What you need to do: Locate each line in the listing below that contains the string "title" and copy those lines in full.

>> Begin Supplied material

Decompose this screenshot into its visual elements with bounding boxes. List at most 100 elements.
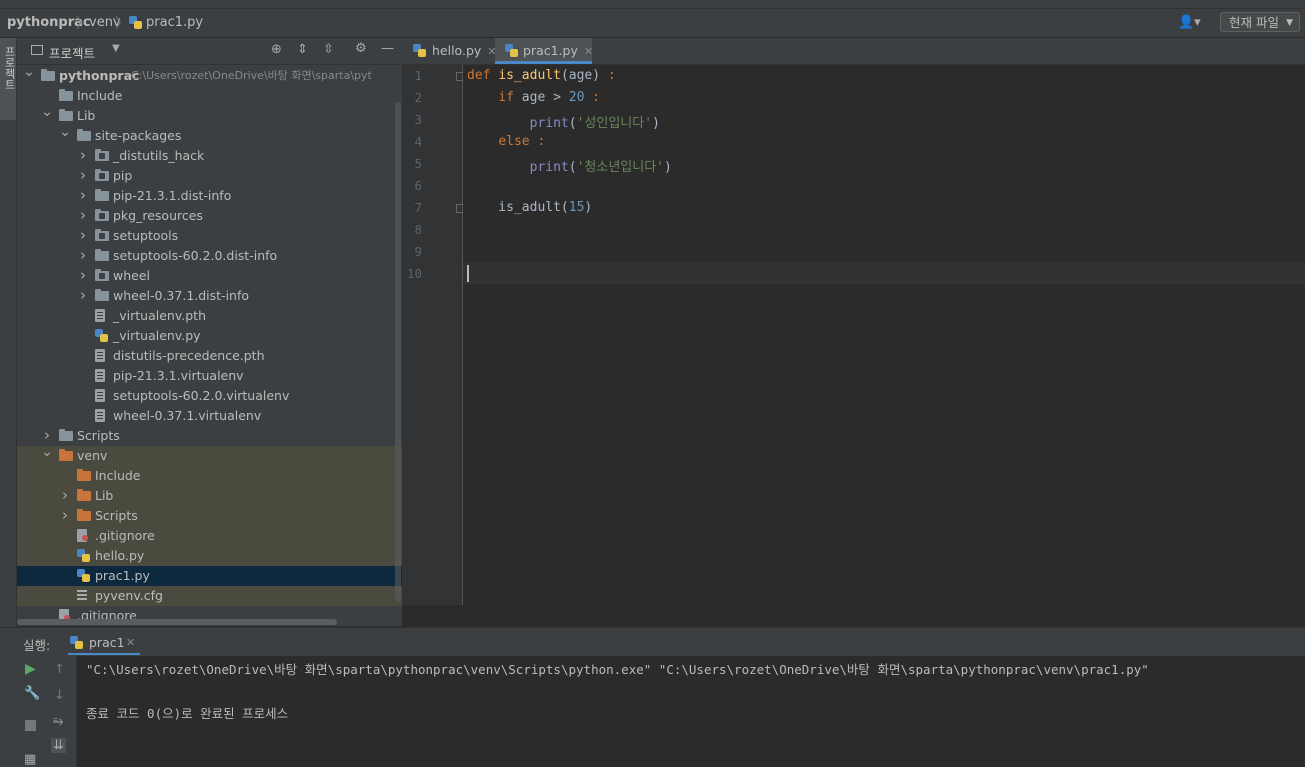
layout-icon[interactable]: ▦ xyxy=(24,752,36,767)
tree-item-label: pyvenv.cfg xyxy=(95,588,163,603)
run-toolbar: ▶ 🔧 ▦ xyxy=(0,656,46,767)
chevron-right-icon[interactable]: › xyxy=(77,265,89,285)
tree-item[interactable]: › pip-21.3.1.dist-info xyxy=(17,186,402,206)
tree-item[interactable]: Include xyxy=(17,466,402,486)
python-file-icon xyxy=(413,44,426,57)
tree-item[interactable]: hello.py xyxy=(17,546,402,566)
code-line: print('청소년입니다') xyxy=(529,160,672,175)
chevron-down-icon[interactable]: ⌄ xyxy=(23,62,35,82)
line-number: 7 xyxy=(414,200,422,215)
chevron-down-icon[interactable]: ▼ xyxy=(112,43,120,54)
run-console[interactable]: "C:\Users\rozet\OneDrive\바탕 화면\sparta\py… xyxy=(77,656,1305,767)
run-icon[interactable]: ▶ xyxy=(25,661,36,677)
run-tab-label[interactable]: prac1 xyxy=(89,635,125,650)
tree-item[interactable]: ⌄ pythonprac C:\Users\rozet\OneDrive\바탕 화면… xyxy=(17,64,402,86)
tree-item-label: _distutils_hack xyxy=(113,148,205,163)
tab-hello-py[interactable]: hello.py ✕ xyxy=(402,38,497,64)
tree-item[interactable]: › Scripts xyxy=(17,506,402,526)
run-configuration-label: 현재 파일 xyxy=(1229,15,1279,30)
tree-item[interactable]: › pip xyxy=(17,166,402,186)
project-panel-title[interactable]: 프로젝트 xyxy=(49,43,95,62)
gear-icon[interactable]: ⚙ xyxy=(355,41,367,56)
tree-horizontal-scrollbar[interactable] xyxy=(17,619,337,625)
tree-item-label: pkg_resources xyxy=(113,208,203,223)
tree-item-label: site-packages xyxy=(95,128,182,143)
code-editor[interactable]: def is_adult(age) : if age > 20 : print(… xyxy=(463,65,1305,605)
tree-item[interactable]: setuptools-60.2.0.virtualenv xyxy=(17,386,402,406)
tree-item-label: wheel-0.37.1.virtualenv xyxy=(113,408,262,423)
chevron-right-icon[interactable]: › xyxy=(77,245,89,265)
user-icon[interactable]: 👤▾ xyxy=(1178,15,1201,30)
close-icon[interactable]: ✕ xyxy=(584,45,593,58)
package-dot xyxy=(99,273,105,279)
tree-item[interactable]: › setuptools-60.2.0.dist-info xyxy=(17,246,402,266)
package-icon xyxy=(95,229,109,241)
tree-item[interactable]: › wheel xyxy=(17,266,402,286)
scroll-to-end-icon[interactable]: ⇊ xyxy=(51,738,66,753)
line-number: 1 xyxy=(414,68,422,83)
tree-item-label: .gitignore xyxy=(95,528,155,543)
chevron-right-icon[interactable]: › xyxy=(77,145,89,165)
tree-item[interactable]: ⌄ Lib xyxy=(17,104,402,126)
code-line: def is_adult(age) : xyxy=(467,68,616,83)
chevron-down-icon[interactable]: ⌄ xyxy=(41,102,53,122)
tree-item[interactable]: Include xyxy=(17,86,402,106)
tree-item[interactable]: .gitignore xyxy=(17,526,402,546)
tree-item[interactable]: › setuptools xyxy=(17,226,402,246)
line-number: 9 xyxy=(414,244,422,259)
chevron-right-icon[interactable]: › xyxy=(59,485,71,505)
tree-item[interactable]: › Scripts xyxy=(17,426,402,446)
folder-icon xyxy=(77,509,91,521)
navigation-bar: pythonprac 〉 venv 〉 prac1.py 👤▾ 현재 파일 ▼ xyxy=(0,9,1305,38)
tab-prac1-py[interactable]: prac1.py ✕ xyxy=(495,38,593,64)
tree-item[interactable]: ⌄ venv xyxy=(17,444,402,466)
chevron-right-icon[interactable]: › xyxy=(77,165,89,185)
python-file-icon xyxy=(77,569,90,582)
line-number: 3 xyxy=(414,112,422,127)
breadcrumb-file[interactable]: prac1.py xyxy=(146,15,203,30)
arrow-up-icon[interactable]: ↑ xyxy=(54,662,65,677)
project-view-icon xyxy=(31,45,43,55)
chevron-down-icon: ▼ xyxy=(1286,18,1293,28)
run-panel-label: 실행: xyxy=(23,638,51,653)
tree-item[interactable]: › _distutils_hack xyxy=(17,146,402,166)
tree-item[interactable]: ⌄ site-packages xyxy=(17,124,402,146)
console-toolbar: ↑ ↓ ⥱ ⇊ xyxy=(46,656,77,767)
folder-icon xyxy=(77,469,91,481)
chevron-right-icon[interactable]: › xyxy=(77,205,89,225)
tree-item[interactable]: distutils-precedence.pth xyxy=(17,346,402,366)
tree-item[interactable]: › pkg_resources xyxy=(17,206,402,226)
chevron-right-icon[interactable]: › xyxy=(77,225,89,245)
locate-icon[interactable]: ⊕ xyxy=(271,42,282,57)
tree-item[interactable]: pyvenv.cfg xyxy=(17,586,402,606)
tree-item[interactable]: _virtualenv.py xyxy=(17,326,402,346)
arrow-down-icon[interactable]: ↓ xyxy=(54,688,65,703)
tree-item[interactable]: › Lib xyxy=(17,486,402,506)
tree-scrollbar[interactable] xyxy=(395,102,401,602)
chevron-right-icon[interactable]: › xyxy=(59,505,71,525)
tree-item[interactable]: wheel-0.37.1.virtualenv xyxy=(17,406,402,426)
expand-all-icon[interactable]: ⇕ xyxy=(297,42,308,57)
hide-panel-icon[interactable]: — xyxy=(381,41,394,56)
tree-item[interactable]: pip-21.3.1.virtualenv xyxy=(17,366,402,386)
package-dot xyxy=(99,153,105,159)
collapse-all-icon[interactable]: ⇳ xyxy=(323,42,334,57)
tree-item-label: setuptools-60.2.0.dist-info xyxy=(113,248,278,263)
wrench-icon[interactable]: 🔧 xyxy=(24,686,40,701)
folder-icon xyxy=(59,89,73,101)
project-tool-tab[interactable]: 프로젝트 xyxy=(0,38,16,120)
tree-item[interactable]: › wheel-0.37.1.dist-info xyxy=(17,286,402,306)
line-number: 6 xyxy=(414,178,422,193)
chevron-right-icon[interactable]: › xyxy=(77,185,89,205)
chevron-down-icon[interactable]: ⌄ xyxy=(41,442,53,462)
tree-item[interactable]: prac1.py xyxy=(17,566,402,586)
line-number: 5 xyxy=(414,156,422,171)
close-icon[interactable]: ✕ xyxy=(126,636,135,649)
tree-item-label: Include xyxy=(95,468,141,483)
soft-wrap-icon[interactable]: ⥱ xyxy=(53,714,63,729)
run-configuration-select[interactable]: 현재 파일 ▼ xyxy=(1220,12,1300,32)
stop-icon[interactable] xyxy=(25,720,36,731)
tree-item[interactable]: _virtualenv.pth xyxy=(17,306,402,326)
chevron-right-icon[interactable]: › xyxy=(77,285,89,305)
chevron-down-icon[interactable]: ⌄ xyxy=(59,122,71,142)
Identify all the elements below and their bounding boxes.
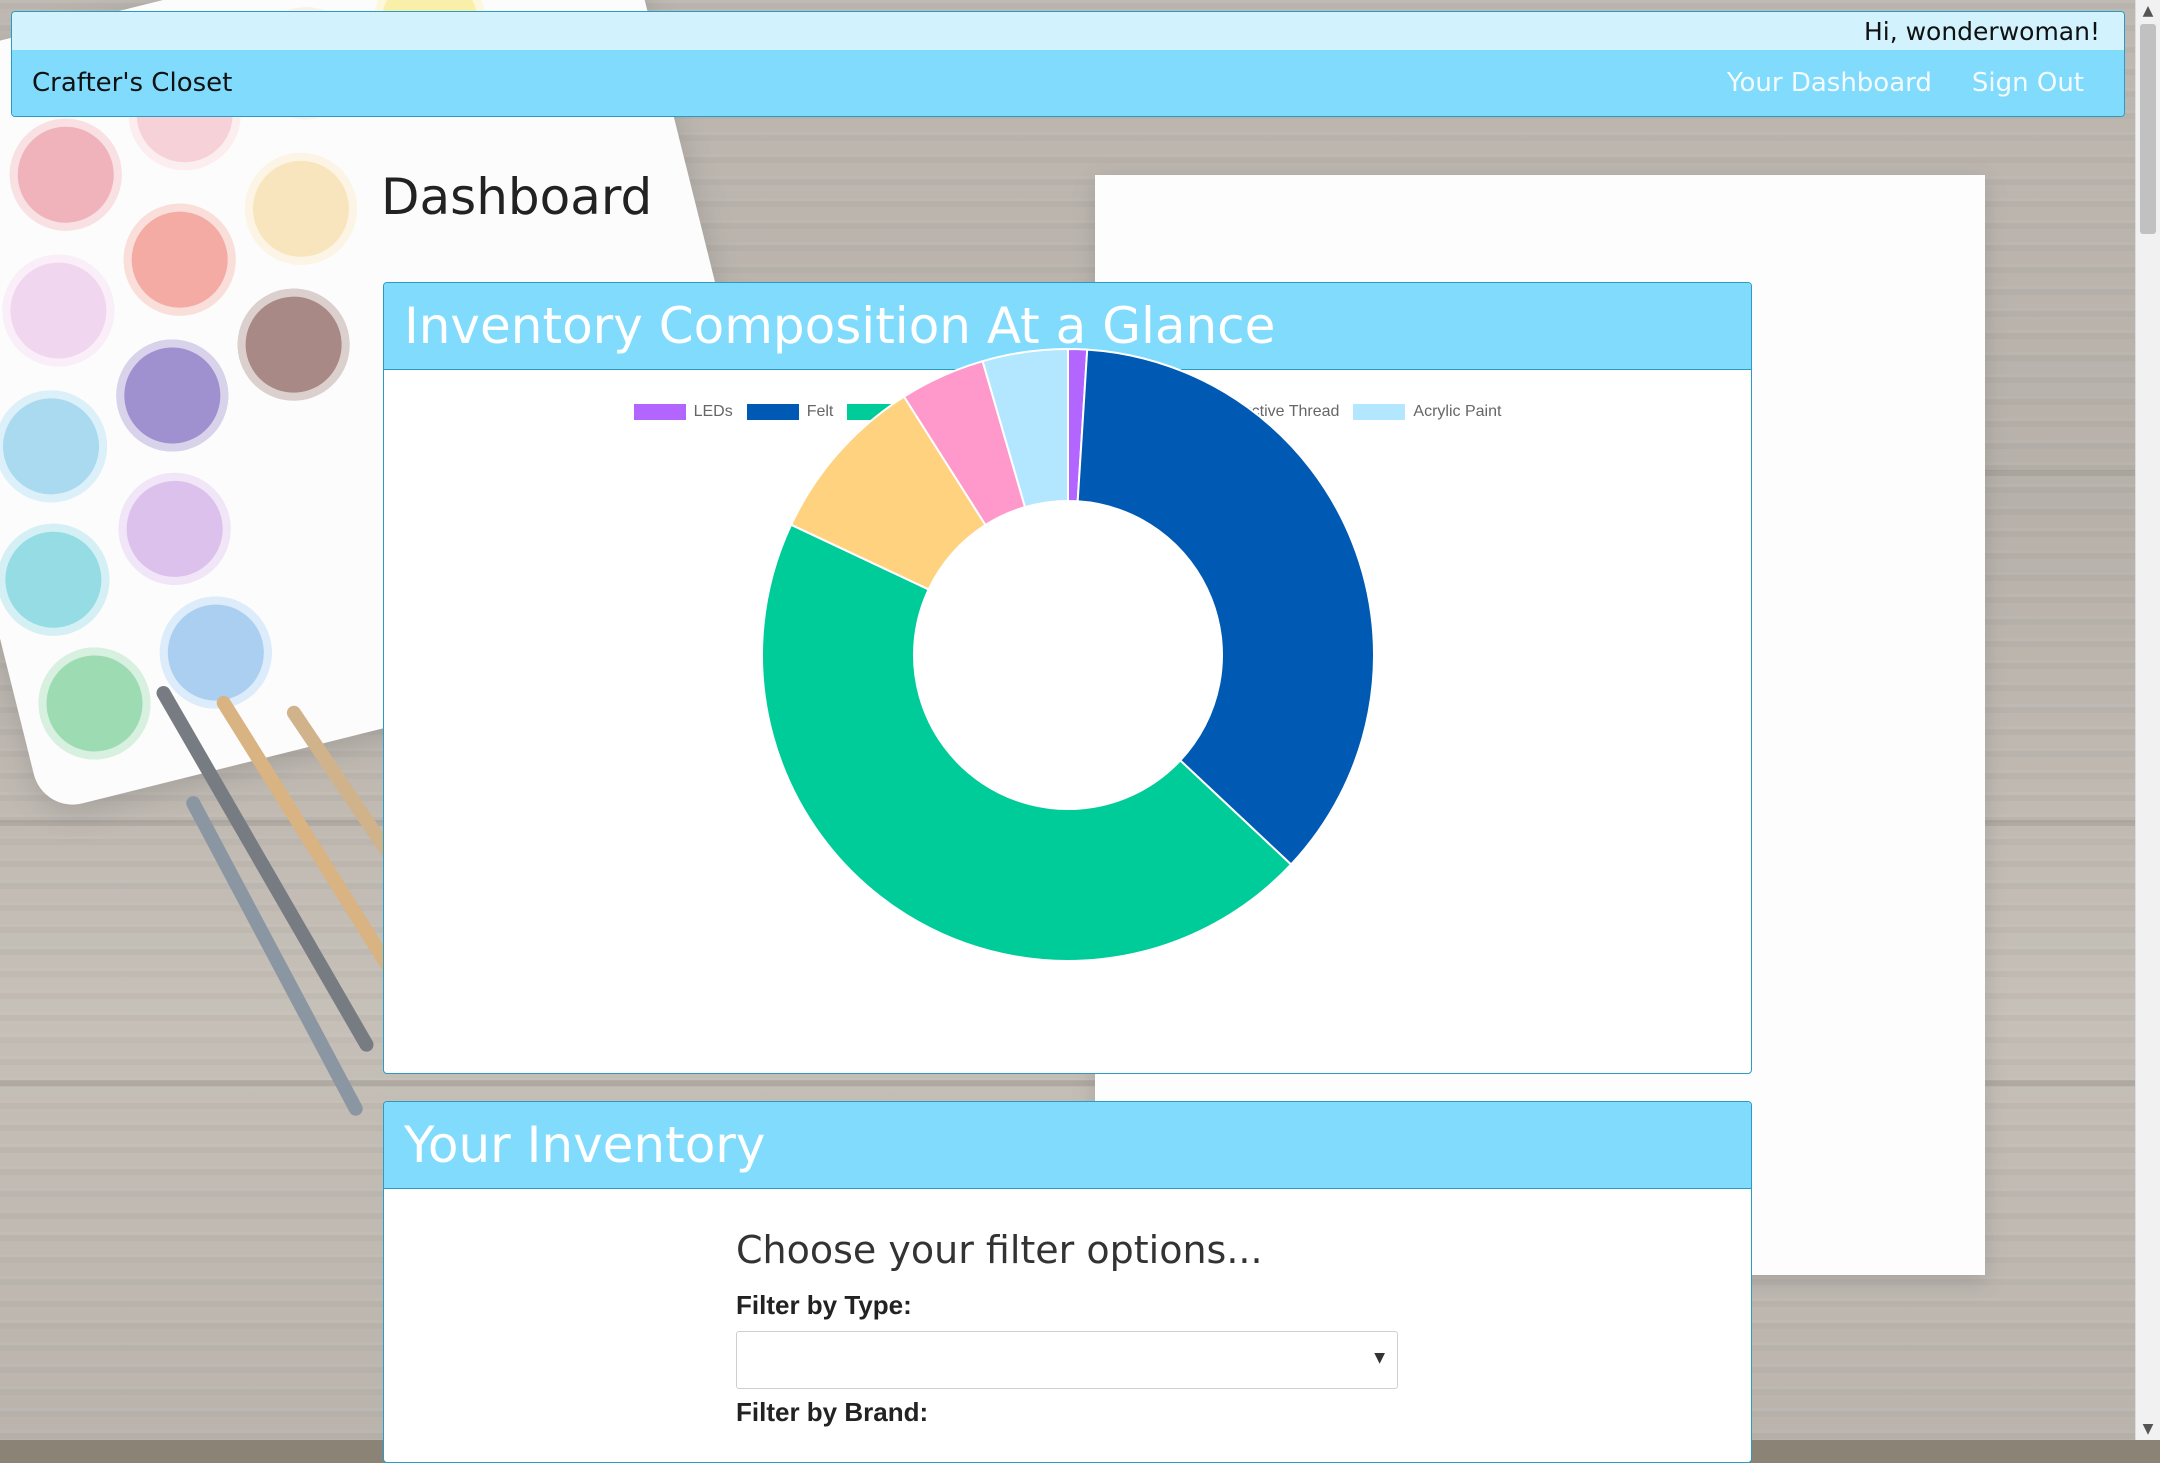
inventory-panel: Your Inventory Choose your filter option…: [383, 1101, 1752, 1463]
user-greeting-bar: Hi, wonderwoman!: [12, 12, 2124, 50]
filter-brand-label: Filter by Brand:: [736, 1397, 929, 1427]
scrollbar-thumb[interactable]: [2140, 24, 2156, 234]
donut-slice-felt[interactable]: [1076, 348, 1375, 866]
donut-chart: [761, 347, 1375, 962]
scroll-down-icon[interactable]: ▼: [2136, 1418, 2160, 1440]
main-nav: Crafter's Closet Your Dashboard Sign Out: [12, 50, 2124, 116]
filter-type-label: Filter by Type:: [736, 1290, 912, 1320]
navbar: Hi, wonderwoman! Crafter's Closet Your D…: [11, 11, 2125, 117]
filter-form: Choose your filter options... Filter by …: [736, 1228, 1436, 1438]
nav-links: Your Dashboard Sign Out: [1727, 68, 2084, 98]
caret-down-icon: ▼: [1374, 1350, 1385, 1366]
sign-out-link[interactable]: Sign Out: [1972, 68, 2084, 98]
filter-type-select[interactable]: ▼: [736, 1331, 1398, 1389]
page-title: Dashboard: [381, 168, 653, 226]
scroll-up-icon[interactable]: ▲: [2136, 0, 2160, 22]
inventory-chart-panel: Inventory Composition At a Glance LEDs Fe…: [383, 282, 1752, 1074]
filter-heading: Choose your filter options...: [736, 1228, 1263, 1272]
dashboard-link[interactable]: Your Dashboard: [1727, 68, 1932, 98]
user-greeting: Hi, wonderwoman!: [1863, 16, 2100, 46]
brand-link[interactable]: Crafter's Closet: [32, 68, 232, 98]
inventory-panel-heading: Your Inventory: [384, 1102, 1751, 1189]
page-scrollbar[interactable]: ▲ ▼: [2135, 0, 2160, 1440]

>> End Supplied material

Answer:
project-panel-title[interactable]: 프로젝트 xyxy=(49,43,95,62)
page-title: Dashboard: [381, 168, 653, 226]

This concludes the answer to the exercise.